* [PROBLEM DESCRIPTION]: Output every row that follows, character for character and in the same order.

(Entries from a dataset)
- - -

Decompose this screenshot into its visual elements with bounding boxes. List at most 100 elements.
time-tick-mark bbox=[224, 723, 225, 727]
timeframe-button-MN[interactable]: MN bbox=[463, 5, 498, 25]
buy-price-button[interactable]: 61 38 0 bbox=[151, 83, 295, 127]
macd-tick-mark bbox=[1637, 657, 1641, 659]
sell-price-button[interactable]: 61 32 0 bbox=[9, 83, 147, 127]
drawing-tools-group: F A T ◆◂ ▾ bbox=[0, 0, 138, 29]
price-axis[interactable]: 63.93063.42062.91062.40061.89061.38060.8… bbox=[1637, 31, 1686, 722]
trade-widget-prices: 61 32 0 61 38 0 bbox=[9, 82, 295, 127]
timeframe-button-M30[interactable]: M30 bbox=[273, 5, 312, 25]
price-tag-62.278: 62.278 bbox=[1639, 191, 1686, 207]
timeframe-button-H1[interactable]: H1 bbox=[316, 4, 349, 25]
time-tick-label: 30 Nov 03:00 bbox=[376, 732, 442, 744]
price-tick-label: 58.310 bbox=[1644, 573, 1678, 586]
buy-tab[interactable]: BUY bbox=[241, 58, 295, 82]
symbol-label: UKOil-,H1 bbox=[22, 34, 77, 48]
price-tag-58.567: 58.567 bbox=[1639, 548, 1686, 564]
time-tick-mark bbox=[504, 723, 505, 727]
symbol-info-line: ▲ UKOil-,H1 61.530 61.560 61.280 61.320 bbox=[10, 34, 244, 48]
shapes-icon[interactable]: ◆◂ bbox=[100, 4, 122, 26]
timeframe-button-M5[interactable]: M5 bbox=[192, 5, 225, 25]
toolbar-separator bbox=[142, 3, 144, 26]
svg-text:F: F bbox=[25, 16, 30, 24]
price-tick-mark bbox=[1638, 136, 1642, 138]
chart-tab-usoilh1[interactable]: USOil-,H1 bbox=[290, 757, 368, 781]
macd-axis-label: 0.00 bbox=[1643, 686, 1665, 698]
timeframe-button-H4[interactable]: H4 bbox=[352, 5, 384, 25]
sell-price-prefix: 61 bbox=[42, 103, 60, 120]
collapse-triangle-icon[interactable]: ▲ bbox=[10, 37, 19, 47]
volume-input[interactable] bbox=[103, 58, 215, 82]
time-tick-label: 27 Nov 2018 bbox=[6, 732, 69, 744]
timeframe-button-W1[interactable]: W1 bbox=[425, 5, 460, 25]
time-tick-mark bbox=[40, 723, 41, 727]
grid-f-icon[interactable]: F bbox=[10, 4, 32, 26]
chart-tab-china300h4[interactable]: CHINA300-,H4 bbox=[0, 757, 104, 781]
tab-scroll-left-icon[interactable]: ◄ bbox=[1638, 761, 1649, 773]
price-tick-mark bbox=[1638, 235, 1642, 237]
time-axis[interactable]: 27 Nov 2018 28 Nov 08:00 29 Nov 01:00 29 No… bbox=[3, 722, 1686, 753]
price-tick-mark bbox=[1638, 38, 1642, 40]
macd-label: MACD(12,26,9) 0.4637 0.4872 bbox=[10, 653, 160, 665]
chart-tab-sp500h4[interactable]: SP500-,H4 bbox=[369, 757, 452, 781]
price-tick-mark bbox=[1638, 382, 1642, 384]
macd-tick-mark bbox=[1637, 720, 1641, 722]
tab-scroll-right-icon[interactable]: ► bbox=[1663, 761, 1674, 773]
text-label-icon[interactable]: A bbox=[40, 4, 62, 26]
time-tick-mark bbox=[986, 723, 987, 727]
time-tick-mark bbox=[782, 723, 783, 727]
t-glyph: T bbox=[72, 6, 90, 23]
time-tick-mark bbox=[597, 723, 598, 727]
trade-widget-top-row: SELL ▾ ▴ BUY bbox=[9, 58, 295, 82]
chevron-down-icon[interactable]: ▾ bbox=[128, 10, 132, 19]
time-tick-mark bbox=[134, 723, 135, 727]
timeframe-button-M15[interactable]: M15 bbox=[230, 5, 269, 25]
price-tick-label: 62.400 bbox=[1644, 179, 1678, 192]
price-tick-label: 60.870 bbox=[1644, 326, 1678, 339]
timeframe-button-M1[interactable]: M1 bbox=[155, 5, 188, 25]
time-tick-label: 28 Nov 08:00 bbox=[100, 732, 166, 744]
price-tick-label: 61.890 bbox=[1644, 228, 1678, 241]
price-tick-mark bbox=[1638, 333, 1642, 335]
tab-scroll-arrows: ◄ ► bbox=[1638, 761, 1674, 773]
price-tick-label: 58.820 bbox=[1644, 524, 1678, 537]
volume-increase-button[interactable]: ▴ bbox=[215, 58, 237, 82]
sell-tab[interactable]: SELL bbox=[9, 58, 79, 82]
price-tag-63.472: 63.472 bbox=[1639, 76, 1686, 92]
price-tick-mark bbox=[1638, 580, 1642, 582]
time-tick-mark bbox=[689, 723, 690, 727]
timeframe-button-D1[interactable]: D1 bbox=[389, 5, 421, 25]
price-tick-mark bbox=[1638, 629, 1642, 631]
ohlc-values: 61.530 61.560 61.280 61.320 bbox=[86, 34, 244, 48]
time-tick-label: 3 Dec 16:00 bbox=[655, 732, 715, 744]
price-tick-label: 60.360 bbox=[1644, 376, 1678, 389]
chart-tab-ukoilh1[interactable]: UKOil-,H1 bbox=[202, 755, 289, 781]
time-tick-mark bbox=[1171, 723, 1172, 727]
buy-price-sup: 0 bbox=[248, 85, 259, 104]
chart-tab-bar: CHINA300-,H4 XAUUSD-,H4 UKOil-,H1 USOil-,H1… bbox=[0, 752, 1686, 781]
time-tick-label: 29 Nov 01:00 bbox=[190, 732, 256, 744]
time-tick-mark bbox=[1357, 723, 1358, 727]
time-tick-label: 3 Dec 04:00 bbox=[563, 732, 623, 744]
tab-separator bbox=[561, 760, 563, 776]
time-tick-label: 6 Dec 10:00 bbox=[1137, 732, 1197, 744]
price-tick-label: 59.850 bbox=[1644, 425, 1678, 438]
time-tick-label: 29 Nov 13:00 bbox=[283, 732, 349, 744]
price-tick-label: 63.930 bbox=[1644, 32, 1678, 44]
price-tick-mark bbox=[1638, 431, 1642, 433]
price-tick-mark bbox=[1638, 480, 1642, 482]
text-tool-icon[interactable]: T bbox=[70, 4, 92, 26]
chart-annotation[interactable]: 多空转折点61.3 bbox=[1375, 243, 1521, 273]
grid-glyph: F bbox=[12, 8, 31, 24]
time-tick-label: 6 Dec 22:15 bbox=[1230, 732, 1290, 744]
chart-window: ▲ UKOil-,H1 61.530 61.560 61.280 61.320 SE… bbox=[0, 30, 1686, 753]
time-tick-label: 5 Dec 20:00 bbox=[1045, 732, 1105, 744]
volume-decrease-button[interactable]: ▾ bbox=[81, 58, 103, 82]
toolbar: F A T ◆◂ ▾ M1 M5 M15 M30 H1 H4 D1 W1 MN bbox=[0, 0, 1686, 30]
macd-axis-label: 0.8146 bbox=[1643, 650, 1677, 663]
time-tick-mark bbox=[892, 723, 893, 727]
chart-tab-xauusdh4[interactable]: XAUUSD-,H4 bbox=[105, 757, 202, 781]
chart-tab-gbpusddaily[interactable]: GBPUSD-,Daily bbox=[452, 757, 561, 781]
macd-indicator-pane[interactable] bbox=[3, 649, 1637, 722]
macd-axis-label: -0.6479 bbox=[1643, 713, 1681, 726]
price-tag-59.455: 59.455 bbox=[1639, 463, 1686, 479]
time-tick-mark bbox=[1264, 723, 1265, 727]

- - -

* [SOLVED PROBLEM]:
Decompose this screenshot into its visual elements with bounding boxes. List at most 100 elements.
time-tick-mark bbox=[224, 723, 225, 727]
timeframe-button-MN[interactable]: MN bbox=[463, 5, 498, 25]
buy-price-button[interactable]: 61 38 0 bbox=[151, 83, 295, 127]
macd-tick-mark bbox=[1637, 657, 1641, 659]
sell-price-button[interactable]: 61 32 0 bbox=[9, 83, 147, 127]
drawing-tools-group: F A T ◆◂ ▾ bbox=[0, 0, 138, 29]
price-axis[interactable]: 63.93063.42062.91062.40061.89061.38060.8… bbox=[1637, 31, 1686, 722]
trade-widget-prices: 61 32 0 61 38 0 bbox=[9, 82, 295, 127]
timeframe-button-M30[interactable]: M30 bbox=[273, 5, 312, 25]
price-tag-62.278: 62.278 bbox=[1639, 191, 1686, 207]
timeframe-button-H1[interactable]: H1 bbox=[316, 4, 349, 25]
time-tick-label: 30 Nov 03:00 bbox=[376, 732, 442, 744]
price-tick-label: 58.310 bbox=[1644, 573, 1678, 586]
buy-tab[interactable]: BUY bbox=[241, 58, 295, 82]
symbol-label: UKOil-,H1 bbox=[22, 34, 77, 48]
price-tag-58.567: 58.567 bbox=[1639, 548, 1686, 564]
time-tick-mark bbox=[504, 723, 505, 727]
symbol-info-line: ▲ UKOil-,H1 61.530 61.560 61.280 61.320 bbox=[10, 34, 244, 48]
shapes-icon[interactable]: ◆◂ bbox=[100, 4, 122, 26]
timeframe-button-M5[interactable]: M5 bbox=[192, 5, 225, 25]
toolbar-separator bbox=[142, 3, 144, 26]
svg-text:F: F bbox=[25, 16, 30, 24]
price-tick-mark bbox=[1638, 136, 1642, 138]
chart-tab-usoilh1[interactable]: USOil-,H1 bbox=[290, 757, 368, 781]
macd-axis-label: 0.00 bbox=[1643, 686, 1665, 698]
timeframe-button-H4[interactable]: H4 bbox=[352, 5, 384, 25]
sell-price-prefix: 61 bbox=[42, 103, 60, 120]
collapse-triangle-icon[interactable]: ▲ bbox=[10, 37, 19, 47]
volume-input[interactable] bbox=[103, 58, 215, 82]
time-tick-label: 27 Nov 2018 bbox=[6, 732, 69, 744]
timeframe-button-W1[interactable]: W1 bbox=[425, 5, 460, 25]
time-tick-mark bbox=[40, 723, 41, 727]
grid-f-icon[interactable]: F bbox=[10, 4, 32, 26]
chart-tab-china300h4[interactable]: CHINA300-,H4 bbox=[0, 757, 104, 781]
tab-scroll-left-icon[interactable]: ◄ bbox=[1638, 761, 1649, 773]
price-tick-mark bbox=[1638, 235, 1642, 237]
time-axis[interactable]: 27 Nov 2018 28 Nov 08:00 29 Nov 01:00 29 No… bbox=[3, 722, 1686, 753]
price-tick-mark bbox=[1638, 38, 1642, 40]
macd-label: MACD(12,26,9) 0.4637 0.4872 bbox=[10, 653, 160, 665]
chart-tab-sp500h4[interactable]: SP500-,H4 bbox=[369, 757, 452, 781]
price-tick-mark bbox=[1638, 382, 1642, 384]
macd-tick-mark bbox=[1637, 720, 1641, 722]
tab-scroll-right-icon[interactable]: ► bbox=[1663, 761, 1674, 773]
text-label-icon[interactable]: A bbox=[40, 4, 62, 26]
time-tick-mark bbox=[986, 723, 987, 727]
time-tick-mark bbox=[782, 723, 783, 727]
t-glyph: T bbox=[72, 6, 90, 23]
time-tick-mark bbox=[597, 723, 598, 727]
trade-widget-top-row: SELL ▾ ▴ BUY bbox=[9, 58, 295, 82]
chevron-down-icon[interactable]: ▾ bbox=[128, 10, 132, 19]
time-tick-mark bbox=[134, 723, 135, 727]
timeframe-button-M15[interactable]: M15 bbox=[230, 5, 269, 25]
price-tick-label: 62.400 bbox=[1644, 179, 1678, 192]
price-tick-label: 60.870 bbox=[1644, 326, 1678, 339]
timeframe-button-M1[interactable]: M1 bbox=[155, 5, 188, 25]
time-tick-label: 28 Nov 08:00 bbox=[100, 732, 166, 744]
price-tick-label: 61.890 bbox=[1644, 228, 1678, 241]
price-tick-mark bbox=[1638, 333, 1642, 335]
tab-scroll-arrows: ◄ ► bbox=[1638, 761, 1674, 773]
price-tick-label: 58.820 bbox=[1644, 524, 1678, 537]
volume-increase-button[interactable]: ▴ bbox=[215, 58, 237, 82]
sell-tab[interactable]: SELL bbox=[9, 58, 79, 82]
price-tag-63.472: 63.472 bbox=[1639, 76, 1686, 92]
price-tick-mark bbox=[1638, 580, 1642, 582]
time-tick-mark bbox=[689, 723, 690, 727]
timeframe-button-D1[interactable]: D1 bbox=[389, 5, 421, 25]
price-tick-mark bbox=[1638, 629, 1642, 631]
ohlc-values: 61.530 61.560 61.280 61.320 bbox=[86, 34, 244, 48]
time-tick-label: 3 Dec 16:00 bbox=[655, 732, 715, 744]
price-tick-label: 60.360 bbox=[1644, 376, 1678, 389]
chart-tab-ukoilh1[interactable]: UKOil-,H1 bbox=[202, 755, 289, 781]
time-tick-mark bbox=[1171, 723, 1172, 727]
buy-price-sup: 0 bbox=[248, 85, 259, 104]
chart-tab-bar: CHINA300-,H4 XAUUSD-,H4 UKOil-,H1 USOil-,H1… bbox=[0, 752, 1686, 781]
time-tick-label: 29 Nov 01:00 bbox=[190, 732, 256, 744]
time-tick-mark bbox=[1357, 723, 1358, 727]
time-tick-label: 3 Dec 04:00 bbox=[563, 732, 623, 744]
tab-separator bbox=[561, 760, 563, 776]
time-tick-label: 6 Dec 10:00 bbox=[1137, 732, 1197, 744]
price-tick-label: 59.850 bbox=[1644, 425, 1678, 438]
time-tick-label: 29 Nov 13:00 bbox=[283, 732, 349, 744]
price-tick-label: 63.930 bbox=[1644, 32, 1678, 44]
price-tick-mark bbox=[1638, 431, 1642, 433]
price-tick-mark bbox=[1638, 480, 1642, 482]
text-tool-icon[interactable]: T bbox=[70, 4, 92, 26]
chart-annotation[interactable]: 多空转折点61.3 bbox=[1375, 243, 1521, 273]
grid-glyph: F bbox=[12, 8, 31, 24]
time-tick-label: 6 Dec 22:15 bbox=[1230, 732, 1290, 744]
chart-window: ▲ UKOil-,H1 61.530 61.560 61.280 61.320 SE… bbox=[0, 30, 1686, 753]
time-tick-label: 5 Dec 20:00 bbox=[1045, 732, 1105, 744]
volume-decrease-button[interactable]: ▾ bbox=[81, 58, 103, 82]
toolbar: F A T ◆◂ ▾ M1 M5 M15 M30 H1 H4 D1 W1 MN bbox=[0, 0, 1686, 30]
macd-axis-label: 0.8146 bbox=[1643, 650, 1677, 663]
time-tick-mark bbox=[892, 723, 893, 727]
chart-tab-xauusdh4[interactable]: XAUUSD-,H4 bbox=[105, 757, 202, 781]
chart-tab-gbpusddaily[interactable]: GBPUSD-,Daily bbox=[452, 757, 561, 781]
macd-indicator-pane[interactable] bbox=[3, 649, 1637, 722]
macd-axis-label: -0.6479 bbox=[1643, 713, 1681, 726]
price-tag-59.455: 59.455 bbox=[1639, 463, 1686, 479]
time-tick-mark bbox=[1264, 723, 1265, 727]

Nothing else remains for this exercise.